### Set exercise
Copy all lines that contain the word "data".
━━━━━━
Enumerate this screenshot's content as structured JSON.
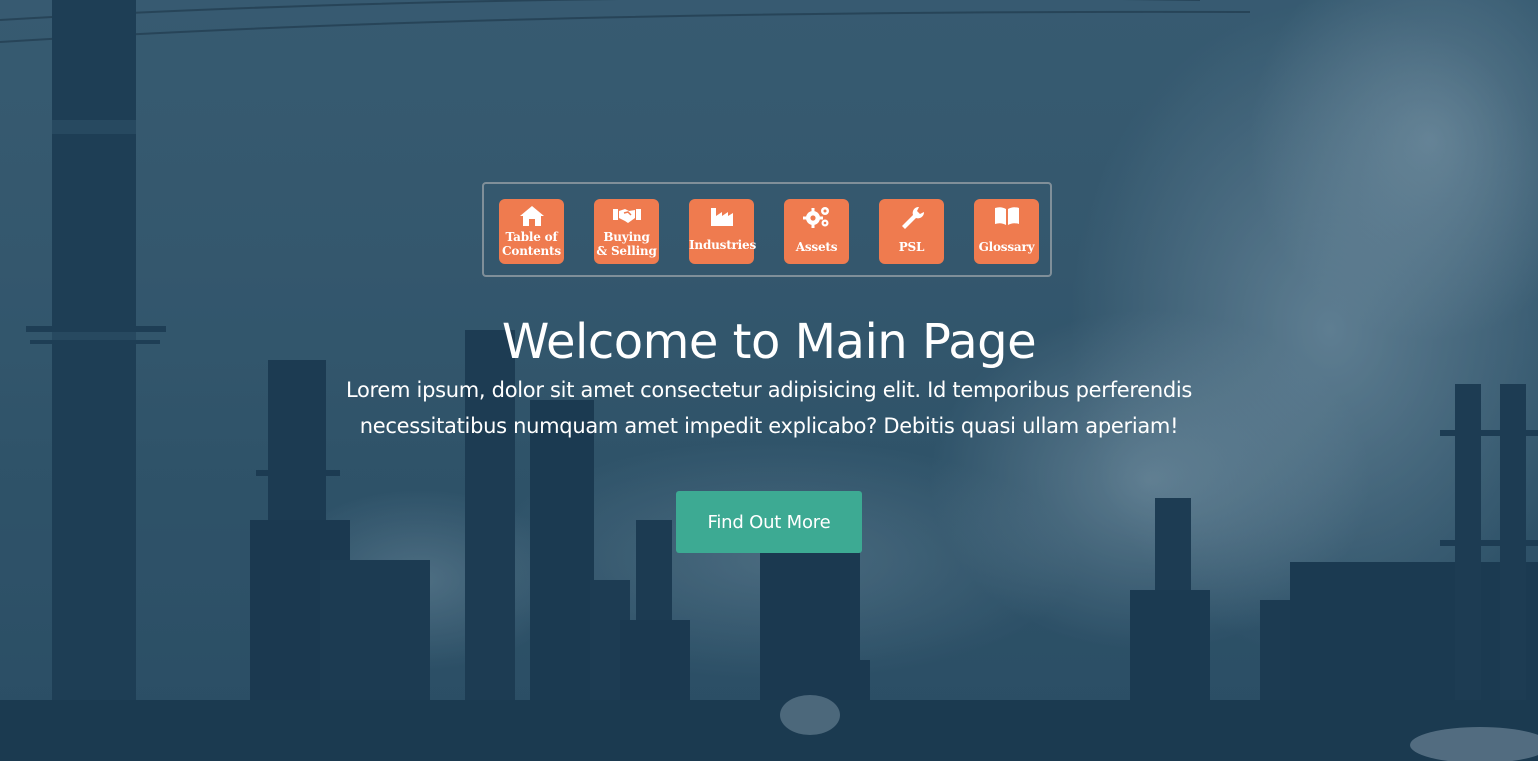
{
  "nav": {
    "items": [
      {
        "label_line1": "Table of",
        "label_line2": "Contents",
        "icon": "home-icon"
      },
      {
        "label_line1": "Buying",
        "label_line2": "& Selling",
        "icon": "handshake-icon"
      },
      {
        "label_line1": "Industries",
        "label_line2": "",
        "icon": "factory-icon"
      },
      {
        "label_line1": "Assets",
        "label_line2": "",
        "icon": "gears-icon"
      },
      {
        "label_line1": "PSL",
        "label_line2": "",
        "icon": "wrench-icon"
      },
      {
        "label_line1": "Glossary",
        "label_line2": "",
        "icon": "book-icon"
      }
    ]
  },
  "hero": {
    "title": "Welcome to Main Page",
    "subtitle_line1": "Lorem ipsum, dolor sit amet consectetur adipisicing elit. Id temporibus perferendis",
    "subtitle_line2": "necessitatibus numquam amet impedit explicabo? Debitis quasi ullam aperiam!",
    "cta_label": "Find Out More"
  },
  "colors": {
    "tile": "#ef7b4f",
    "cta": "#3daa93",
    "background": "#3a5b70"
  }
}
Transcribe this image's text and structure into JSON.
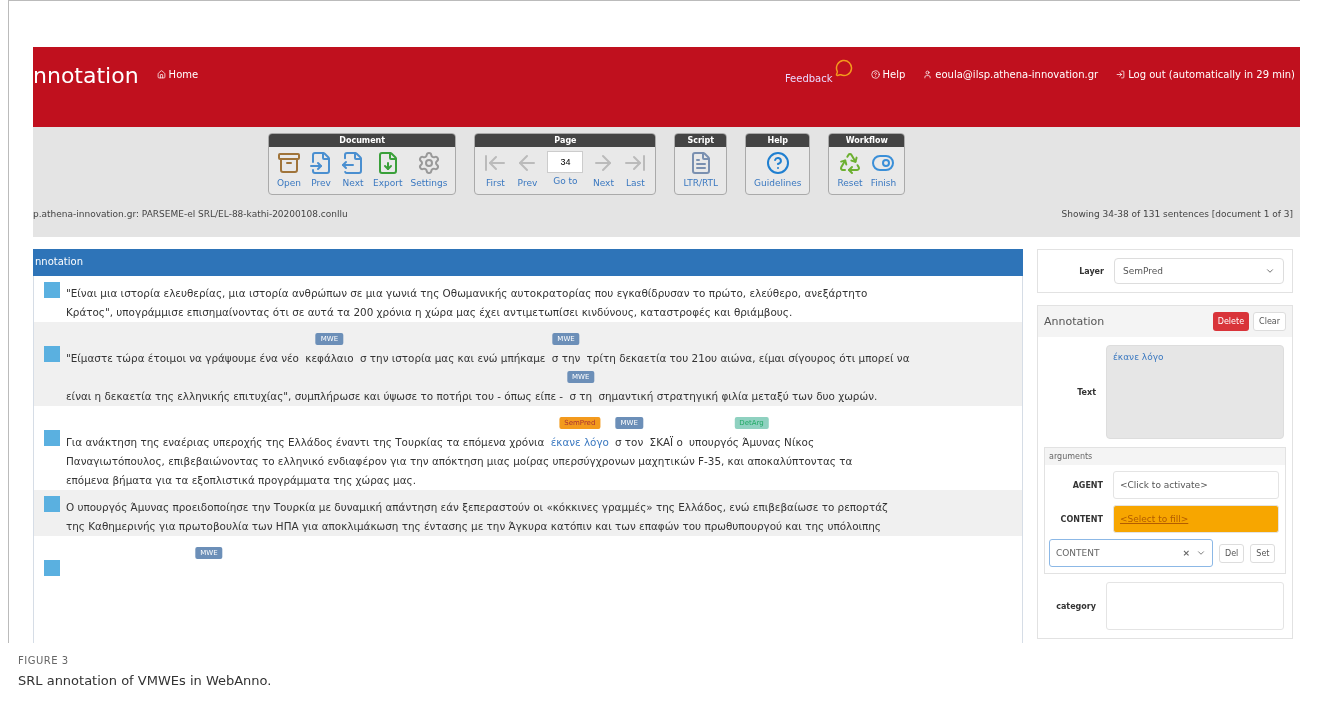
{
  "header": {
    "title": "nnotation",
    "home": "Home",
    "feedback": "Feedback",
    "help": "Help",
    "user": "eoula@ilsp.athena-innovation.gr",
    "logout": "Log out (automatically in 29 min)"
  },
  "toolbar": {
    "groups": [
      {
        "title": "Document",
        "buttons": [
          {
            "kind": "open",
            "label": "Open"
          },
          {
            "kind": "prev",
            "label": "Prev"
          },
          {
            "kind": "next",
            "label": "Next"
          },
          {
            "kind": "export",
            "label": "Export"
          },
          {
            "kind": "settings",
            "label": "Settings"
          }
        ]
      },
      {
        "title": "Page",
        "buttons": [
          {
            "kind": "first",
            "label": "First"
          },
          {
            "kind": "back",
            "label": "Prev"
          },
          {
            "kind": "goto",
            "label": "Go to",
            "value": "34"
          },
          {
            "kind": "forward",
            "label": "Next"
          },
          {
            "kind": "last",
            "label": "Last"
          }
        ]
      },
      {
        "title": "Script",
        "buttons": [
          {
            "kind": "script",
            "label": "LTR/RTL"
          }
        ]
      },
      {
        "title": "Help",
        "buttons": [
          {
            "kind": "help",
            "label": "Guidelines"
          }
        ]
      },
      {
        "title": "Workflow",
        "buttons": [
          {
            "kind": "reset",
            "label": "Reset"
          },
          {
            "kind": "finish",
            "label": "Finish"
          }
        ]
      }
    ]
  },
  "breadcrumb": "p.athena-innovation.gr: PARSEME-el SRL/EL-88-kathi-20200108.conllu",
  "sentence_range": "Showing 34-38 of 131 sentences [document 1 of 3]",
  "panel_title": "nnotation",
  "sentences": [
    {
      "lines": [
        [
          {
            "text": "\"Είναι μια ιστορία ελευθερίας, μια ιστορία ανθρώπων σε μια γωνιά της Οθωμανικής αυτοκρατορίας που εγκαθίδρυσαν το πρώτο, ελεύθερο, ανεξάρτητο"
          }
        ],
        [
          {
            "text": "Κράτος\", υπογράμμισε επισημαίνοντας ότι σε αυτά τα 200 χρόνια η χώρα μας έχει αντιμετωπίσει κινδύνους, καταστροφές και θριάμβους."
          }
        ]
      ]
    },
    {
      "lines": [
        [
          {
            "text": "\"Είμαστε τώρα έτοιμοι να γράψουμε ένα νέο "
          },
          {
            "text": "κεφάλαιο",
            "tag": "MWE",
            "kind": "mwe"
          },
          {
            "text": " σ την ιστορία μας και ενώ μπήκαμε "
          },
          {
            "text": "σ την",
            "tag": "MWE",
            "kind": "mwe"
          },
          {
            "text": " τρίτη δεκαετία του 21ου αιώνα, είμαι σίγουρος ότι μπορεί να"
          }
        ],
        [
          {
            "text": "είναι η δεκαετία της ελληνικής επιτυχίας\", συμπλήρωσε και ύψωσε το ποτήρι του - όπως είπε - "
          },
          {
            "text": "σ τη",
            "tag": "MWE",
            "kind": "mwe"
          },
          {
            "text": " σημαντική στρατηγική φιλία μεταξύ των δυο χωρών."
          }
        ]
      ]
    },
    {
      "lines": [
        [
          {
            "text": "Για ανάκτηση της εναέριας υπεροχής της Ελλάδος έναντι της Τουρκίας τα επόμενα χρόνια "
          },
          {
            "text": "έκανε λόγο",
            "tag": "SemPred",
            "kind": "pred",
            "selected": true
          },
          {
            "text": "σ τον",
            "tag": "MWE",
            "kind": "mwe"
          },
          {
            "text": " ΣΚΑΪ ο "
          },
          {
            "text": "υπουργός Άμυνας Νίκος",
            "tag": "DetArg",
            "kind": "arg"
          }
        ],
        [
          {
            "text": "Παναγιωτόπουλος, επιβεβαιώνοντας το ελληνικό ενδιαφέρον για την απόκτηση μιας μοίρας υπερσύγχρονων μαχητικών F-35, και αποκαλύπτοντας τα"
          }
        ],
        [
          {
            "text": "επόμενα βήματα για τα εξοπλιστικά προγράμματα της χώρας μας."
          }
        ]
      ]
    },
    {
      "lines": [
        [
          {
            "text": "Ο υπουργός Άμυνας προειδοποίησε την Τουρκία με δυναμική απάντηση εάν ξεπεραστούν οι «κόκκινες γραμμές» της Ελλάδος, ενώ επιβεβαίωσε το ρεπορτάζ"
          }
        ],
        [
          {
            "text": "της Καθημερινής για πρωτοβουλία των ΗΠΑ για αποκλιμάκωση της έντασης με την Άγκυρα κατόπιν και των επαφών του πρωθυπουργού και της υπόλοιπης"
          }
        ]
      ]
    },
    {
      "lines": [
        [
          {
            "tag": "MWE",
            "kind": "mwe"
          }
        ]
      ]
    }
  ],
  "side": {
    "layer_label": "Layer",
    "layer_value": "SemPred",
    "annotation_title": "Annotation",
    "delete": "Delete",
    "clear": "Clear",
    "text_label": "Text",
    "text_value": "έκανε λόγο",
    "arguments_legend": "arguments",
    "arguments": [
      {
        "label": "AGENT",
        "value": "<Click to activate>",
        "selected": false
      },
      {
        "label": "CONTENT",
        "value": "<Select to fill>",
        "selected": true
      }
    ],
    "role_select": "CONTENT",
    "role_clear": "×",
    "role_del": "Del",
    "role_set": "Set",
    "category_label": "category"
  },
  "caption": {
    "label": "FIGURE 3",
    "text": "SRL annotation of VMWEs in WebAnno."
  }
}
━━━━━━
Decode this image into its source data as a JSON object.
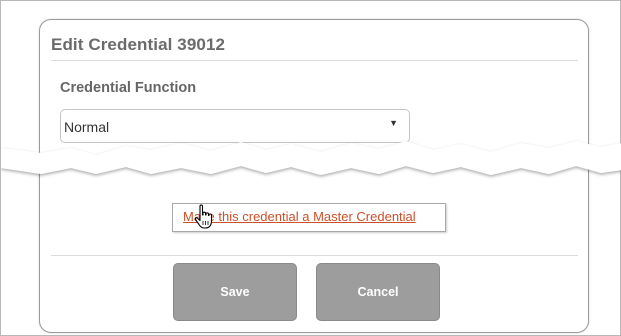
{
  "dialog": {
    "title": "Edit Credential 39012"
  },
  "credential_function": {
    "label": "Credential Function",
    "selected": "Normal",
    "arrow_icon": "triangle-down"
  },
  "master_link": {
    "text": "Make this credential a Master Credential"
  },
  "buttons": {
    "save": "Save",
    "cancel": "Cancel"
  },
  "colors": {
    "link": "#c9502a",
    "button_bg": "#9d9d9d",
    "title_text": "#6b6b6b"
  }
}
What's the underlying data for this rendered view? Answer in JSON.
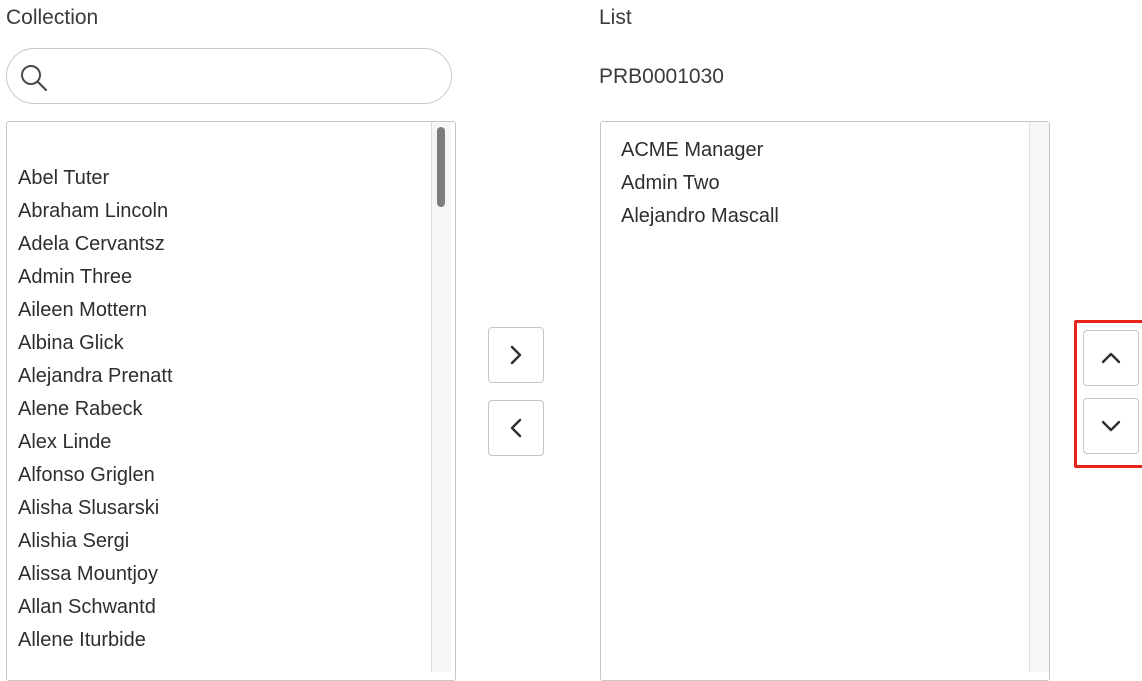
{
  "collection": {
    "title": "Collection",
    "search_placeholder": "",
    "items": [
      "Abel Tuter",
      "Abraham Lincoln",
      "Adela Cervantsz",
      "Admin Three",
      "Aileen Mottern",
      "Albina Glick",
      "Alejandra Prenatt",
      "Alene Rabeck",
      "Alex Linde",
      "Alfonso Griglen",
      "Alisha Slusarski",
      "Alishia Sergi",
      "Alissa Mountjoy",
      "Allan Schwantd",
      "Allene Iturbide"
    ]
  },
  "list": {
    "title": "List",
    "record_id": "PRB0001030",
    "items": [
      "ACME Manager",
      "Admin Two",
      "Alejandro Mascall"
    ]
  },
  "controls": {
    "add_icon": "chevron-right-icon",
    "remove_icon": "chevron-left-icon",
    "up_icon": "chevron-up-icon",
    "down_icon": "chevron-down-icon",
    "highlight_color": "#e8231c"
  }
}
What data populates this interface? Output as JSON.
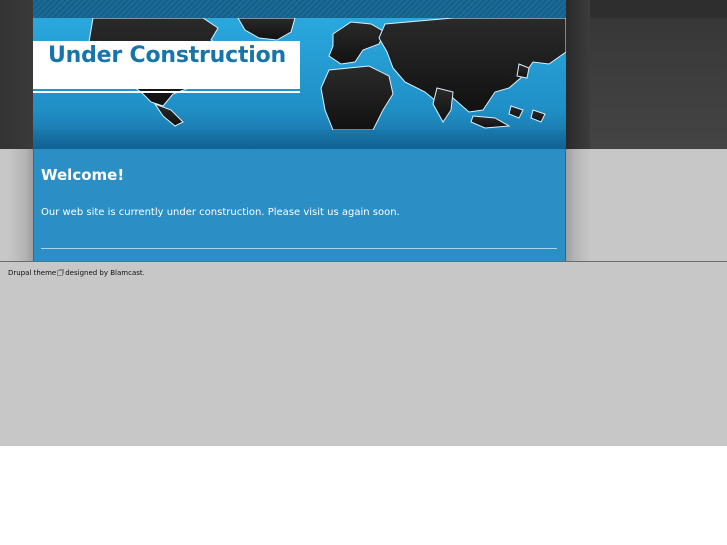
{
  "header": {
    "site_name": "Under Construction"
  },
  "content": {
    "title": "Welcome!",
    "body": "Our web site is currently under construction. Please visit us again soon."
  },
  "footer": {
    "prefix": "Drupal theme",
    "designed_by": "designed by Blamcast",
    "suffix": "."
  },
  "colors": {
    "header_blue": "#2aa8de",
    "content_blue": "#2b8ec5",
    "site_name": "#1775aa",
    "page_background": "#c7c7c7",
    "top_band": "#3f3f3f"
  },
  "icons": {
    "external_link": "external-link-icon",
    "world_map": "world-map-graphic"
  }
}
━━━━━━
### Solution to this exercise
Decode this image into its source data as a JSON object.
What's the underlying data for this rendered view? Answer in JSON.
What data populates this interface? Output as JSON.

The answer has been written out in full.